» **Given task**
Look through the listing and locate every line containing the word "cotisations"; copy those lines.

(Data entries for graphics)
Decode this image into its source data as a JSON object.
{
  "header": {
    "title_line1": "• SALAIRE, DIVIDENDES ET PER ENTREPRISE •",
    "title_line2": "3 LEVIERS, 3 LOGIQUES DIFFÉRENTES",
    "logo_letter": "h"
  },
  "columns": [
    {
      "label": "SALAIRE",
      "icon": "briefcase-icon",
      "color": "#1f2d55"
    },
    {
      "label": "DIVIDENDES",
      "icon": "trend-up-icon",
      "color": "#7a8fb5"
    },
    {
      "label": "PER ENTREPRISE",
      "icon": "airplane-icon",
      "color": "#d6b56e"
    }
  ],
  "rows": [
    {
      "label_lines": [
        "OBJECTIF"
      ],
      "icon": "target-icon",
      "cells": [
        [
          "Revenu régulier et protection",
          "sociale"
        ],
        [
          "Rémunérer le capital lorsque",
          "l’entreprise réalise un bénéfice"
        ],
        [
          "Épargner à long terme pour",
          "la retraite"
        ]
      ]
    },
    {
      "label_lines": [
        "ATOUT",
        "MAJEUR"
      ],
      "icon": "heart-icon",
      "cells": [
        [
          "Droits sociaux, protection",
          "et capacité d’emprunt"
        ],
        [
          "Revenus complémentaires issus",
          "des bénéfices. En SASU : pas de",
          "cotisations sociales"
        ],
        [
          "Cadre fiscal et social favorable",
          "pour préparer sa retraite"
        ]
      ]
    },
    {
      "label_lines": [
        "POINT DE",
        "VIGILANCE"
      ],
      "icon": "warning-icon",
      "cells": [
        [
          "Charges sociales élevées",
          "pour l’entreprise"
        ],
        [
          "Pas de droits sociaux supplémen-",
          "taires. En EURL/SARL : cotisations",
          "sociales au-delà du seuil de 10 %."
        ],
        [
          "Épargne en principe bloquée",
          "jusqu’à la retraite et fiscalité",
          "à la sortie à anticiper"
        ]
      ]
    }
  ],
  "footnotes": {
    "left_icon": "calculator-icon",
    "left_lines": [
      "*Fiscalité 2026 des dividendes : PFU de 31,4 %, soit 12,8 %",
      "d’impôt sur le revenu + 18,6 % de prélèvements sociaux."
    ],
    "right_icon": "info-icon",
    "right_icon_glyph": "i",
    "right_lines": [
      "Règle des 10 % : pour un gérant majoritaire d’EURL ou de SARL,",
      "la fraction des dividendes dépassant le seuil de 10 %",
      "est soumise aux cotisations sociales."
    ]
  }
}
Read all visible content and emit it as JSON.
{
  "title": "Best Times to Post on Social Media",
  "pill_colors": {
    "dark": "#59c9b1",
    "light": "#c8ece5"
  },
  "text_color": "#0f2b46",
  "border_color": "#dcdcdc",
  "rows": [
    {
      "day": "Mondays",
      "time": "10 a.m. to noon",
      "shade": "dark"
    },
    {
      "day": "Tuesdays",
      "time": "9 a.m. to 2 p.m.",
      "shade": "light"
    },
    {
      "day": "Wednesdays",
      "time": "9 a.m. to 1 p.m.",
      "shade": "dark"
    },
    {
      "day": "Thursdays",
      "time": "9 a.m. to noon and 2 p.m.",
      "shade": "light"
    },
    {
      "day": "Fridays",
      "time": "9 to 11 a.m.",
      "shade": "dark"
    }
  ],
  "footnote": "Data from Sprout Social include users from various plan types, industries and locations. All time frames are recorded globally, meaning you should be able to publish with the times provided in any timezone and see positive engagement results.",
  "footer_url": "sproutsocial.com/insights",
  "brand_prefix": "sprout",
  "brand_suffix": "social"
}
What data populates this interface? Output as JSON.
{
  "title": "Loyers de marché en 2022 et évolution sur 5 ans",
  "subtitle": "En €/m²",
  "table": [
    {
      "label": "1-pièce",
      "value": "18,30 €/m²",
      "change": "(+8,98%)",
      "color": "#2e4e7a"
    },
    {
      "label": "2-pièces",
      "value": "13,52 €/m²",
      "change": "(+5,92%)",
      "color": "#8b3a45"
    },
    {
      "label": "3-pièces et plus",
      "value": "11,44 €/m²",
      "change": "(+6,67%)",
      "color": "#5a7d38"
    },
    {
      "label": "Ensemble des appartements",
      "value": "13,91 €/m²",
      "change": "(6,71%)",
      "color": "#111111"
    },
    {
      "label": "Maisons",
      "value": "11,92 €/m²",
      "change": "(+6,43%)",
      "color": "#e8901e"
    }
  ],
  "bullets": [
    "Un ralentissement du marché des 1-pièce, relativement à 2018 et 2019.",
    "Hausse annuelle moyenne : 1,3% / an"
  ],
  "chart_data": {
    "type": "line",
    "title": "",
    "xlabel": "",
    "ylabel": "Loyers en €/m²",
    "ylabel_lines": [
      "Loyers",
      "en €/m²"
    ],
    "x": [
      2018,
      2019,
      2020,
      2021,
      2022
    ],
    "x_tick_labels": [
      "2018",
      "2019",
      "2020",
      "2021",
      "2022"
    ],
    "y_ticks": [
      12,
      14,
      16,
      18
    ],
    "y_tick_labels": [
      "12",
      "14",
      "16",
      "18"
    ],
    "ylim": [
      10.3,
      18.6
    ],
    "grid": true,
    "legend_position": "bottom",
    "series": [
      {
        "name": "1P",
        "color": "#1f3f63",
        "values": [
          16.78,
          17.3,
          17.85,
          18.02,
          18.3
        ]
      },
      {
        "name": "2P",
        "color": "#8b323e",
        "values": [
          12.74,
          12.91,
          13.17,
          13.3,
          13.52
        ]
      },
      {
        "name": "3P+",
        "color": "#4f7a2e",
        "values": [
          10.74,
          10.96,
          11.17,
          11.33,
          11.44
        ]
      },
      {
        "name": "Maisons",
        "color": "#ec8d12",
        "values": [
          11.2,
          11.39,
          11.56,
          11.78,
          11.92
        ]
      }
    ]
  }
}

» **Correct response**
          "cotisations sociales"
          "taires. En EURL/SARL : cotisations",
      "est soumise aux cotisations sociales."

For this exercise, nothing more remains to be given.